(Written problem)
Tally every line of the listing where the string "Подготовка" is found, and state the total alone.

[Dataset items]
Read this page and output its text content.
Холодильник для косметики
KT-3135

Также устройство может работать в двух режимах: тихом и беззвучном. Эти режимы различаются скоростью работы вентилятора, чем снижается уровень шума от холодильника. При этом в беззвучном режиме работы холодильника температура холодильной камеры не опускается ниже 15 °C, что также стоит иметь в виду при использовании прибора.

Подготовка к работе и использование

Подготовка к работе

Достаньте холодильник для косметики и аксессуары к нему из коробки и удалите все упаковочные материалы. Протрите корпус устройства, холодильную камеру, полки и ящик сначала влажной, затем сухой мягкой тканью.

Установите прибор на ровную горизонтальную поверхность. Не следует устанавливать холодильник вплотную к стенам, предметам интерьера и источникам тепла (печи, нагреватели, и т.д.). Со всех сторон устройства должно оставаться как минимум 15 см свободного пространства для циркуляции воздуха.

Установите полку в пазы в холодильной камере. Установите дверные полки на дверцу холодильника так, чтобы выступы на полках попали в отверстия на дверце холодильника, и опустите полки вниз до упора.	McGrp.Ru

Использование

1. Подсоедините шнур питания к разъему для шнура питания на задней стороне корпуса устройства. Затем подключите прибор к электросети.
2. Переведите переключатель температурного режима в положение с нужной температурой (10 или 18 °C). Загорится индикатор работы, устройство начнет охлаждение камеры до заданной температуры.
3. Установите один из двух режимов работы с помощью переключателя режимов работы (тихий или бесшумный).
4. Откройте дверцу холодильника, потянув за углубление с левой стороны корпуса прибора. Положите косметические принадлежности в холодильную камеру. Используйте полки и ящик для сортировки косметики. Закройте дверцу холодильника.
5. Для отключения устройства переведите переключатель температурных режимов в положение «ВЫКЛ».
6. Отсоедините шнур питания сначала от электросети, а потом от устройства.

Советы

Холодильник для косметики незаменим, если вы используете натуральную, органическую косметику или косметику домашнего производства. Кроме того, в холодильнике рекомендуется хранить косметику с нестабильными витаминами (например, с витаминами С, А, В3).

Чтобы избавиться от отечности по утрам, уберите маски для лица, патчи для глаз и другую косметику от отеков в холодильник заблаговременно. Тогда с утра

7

(Full response)
2